▸ **Extrait choisi**
┌──

Je l’ai déjà dit, après Quelqu’un, qui l’est artiste ! : « J’aurais voulu être une artiste »…
Mais je sais bien que outre le talent sans doute, ce qui m’a manqué , ce n’est pas le goût de travailler avec persévérance , j’ai travaillé beaucoup dans mon boulot, non c’est peut-être la force de caractère pour m’engager dans un choix exclusif. D’ailleurs , c’est toujours un peu mon problème , de regarder dans la vitrine en sortant de chez le marchand de chaussures pour voir si par hasard, il n’y aurait pas eu… de choisir de « faire » maths ou lettres, de porter du noir ou du violet….en fait ce n’est pas tout à fait cela , je ne regrette pas la plupart des choix importants que j’ai faits , non ceux que je regrette, ce sont ceux que je n’ai pas pu faire, ceux auxquels j’ai dû renoncer…
Par une radieuse journée, en raquettes dans la neige et la splendeur de la forêt d’Iraty scintillante de froid , une de ces journées à la fois animées et paresseuses, actives et contemplatives, je me disais, les grands musiciens, les grands écrivains peuvent-ils distraire de tels jours de l’exercice quotidien de leur art ?
Or en écoutant l’autre jour par hasard une interview sur France Inter d’un accordéoniste très célèbre et talentueux , je ne vous dirais pas lequel, voilà qu’il raconte que son père confisquait la roue avant de son vélo pour l’obliger à travailler son accordéon au lieu d’aller rouler à vélo et courir les bals et les filles… Le journaliste lui demande « Vous le regrettez ? » il répond « Oui, un peu ! ». Étonnement.. « Vraiment ? -Oui oui…vraiment »

└──

▸ **Consigne**
Dans l'extrait choisi, indiquez ce que le père de l'accordéoniste lui confisquait pour l'obliger à travailler son accordéon.

▸ **Données**

┌──

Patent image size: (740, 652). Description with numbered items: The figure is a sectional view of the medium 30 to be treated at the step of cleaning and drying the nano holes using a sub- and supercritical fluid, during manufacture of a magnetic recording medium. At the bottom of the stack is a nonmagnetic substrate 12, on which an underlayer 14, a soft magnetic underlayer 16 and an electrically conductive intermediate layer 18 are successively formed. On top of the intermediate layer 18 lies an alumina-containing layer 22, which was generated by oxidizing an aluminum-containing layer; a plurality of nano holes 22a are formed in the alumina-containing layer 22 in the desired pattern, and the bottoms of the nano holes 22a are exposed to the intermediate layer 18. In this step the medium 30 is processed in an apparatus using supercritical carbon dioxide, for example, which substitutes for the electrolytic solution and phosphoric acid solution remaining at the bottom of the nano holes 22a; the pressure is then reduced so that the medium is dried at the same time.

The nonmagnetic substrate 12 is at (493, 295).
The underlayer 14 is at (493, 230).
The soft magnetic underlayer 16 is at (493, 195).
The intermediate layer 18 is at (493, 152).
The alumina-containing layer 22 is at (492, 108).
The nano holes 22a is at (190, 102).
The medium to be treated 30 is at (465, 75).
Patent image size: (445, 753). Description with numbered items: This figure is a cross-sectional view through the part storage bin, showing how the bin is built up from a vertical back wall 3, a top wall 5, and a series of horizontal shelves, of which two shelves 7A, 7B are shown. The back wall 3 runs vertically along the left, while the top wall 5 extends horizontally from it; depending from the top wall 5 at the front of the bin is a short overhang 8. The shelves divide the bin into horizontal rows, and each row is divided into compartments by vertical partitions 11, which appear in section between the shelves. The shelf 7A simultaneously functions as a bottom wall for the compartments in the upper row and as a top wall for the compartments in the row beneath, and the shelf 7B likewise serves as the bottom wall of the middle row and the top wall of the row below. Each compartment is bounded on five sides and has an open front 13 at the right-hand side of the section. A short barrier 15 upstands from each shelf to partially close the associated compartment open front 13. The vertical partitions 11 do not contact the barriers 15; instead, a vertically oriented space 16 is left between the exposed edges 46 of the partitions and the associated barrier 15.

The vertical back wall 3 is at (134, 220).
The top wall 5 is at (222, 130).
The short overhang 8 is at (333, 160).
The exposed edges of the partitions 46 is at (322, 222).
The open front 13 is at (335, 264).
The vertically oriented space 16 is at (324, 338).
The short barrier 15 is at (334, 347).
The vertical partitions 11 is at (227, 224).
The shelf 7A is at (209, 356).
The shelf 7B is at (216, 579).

└──

▸ **Résultat**
La roue avant de son vélo.